= REQUIREMENTS =
Locate every line in the records below that contains the word "điện", and copy each one.

################

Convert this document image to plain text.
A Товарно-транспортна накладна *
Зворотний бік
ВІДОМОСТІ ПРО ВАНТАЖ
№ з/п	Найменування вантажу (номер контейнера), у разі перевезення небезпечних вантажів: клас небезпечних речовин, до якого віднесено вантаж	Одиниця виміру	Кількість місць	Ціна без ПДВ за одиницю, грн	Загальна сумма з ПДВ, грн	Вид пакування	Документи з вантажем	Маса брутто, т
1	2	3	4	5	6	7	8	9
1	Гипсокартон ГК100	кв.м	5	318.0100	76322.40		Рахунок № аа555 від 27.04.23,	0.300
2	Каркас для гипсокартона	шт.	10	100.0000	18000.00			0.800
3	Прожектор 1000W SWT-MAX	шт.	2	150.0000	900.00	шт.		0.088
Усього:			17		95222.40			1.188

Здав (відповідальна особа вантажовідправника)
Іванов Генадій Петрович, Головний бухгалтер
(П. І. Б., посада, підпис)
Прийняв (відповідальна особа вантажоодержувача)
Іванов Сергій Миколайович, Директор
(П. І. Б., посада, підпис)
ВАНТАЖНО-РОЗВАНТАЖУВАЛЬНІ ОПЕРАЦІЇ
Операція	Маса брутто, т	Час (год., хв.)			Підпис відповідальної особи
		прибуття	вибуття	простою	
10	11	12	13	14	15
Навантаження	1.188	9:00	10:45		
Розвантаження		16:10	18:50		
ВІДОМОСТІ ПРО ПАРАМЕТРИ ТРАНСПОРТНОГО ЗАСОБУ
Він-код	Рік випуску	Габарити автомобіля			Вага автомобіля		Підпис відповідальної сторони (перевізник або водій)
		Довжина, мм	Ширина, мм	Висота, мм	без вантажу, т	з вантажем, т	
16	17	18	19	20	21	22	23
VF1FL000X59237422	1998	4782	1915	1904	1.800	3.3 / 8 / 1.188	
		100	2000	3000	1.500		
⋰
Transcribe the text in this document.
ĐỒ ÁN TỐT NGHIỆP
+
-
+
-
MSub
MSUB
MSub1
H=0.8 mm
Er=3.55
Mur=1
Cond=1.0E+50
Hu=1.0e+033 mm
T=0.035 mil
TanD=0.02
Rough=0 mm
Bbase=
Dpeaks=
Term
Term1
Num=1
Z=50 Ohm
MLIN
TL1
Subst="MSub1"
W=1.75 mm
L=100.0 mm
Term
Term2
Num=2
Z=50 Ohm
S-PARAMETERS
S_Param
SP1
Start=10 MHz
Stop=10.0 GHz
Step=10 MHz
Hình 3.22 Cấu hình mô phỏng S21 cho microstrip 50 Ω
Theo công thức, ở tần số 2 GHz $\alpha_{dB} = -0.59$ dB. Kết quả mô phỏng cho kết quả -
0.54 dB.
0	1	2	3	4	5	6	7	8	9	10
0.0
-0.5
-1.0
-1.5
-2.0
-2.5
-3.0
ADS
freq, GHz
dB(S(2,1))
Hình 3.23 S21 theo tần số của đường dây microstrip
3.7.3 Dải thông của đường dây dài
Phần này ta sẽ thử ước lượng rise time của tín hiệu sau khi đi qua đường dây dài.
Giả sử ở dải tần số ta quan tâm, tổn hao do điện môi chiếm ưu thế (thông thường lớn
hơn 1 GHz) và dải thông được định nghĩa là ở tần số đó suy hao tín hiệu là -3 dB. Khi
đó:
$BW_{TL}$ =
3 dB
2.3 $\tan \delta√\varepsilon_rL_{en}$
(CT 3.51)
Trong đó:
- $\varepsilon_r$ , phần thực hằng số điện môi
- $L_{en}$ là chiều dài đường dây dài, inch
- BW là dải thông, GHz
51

################

= RESPONSE =
Giả sử ở dải tần số ta quan tâm, tổn hao do điện môi chiếm ưu thế (thông thường lớn
- $\varepsilon_r$ , phần thực hằng số điện môi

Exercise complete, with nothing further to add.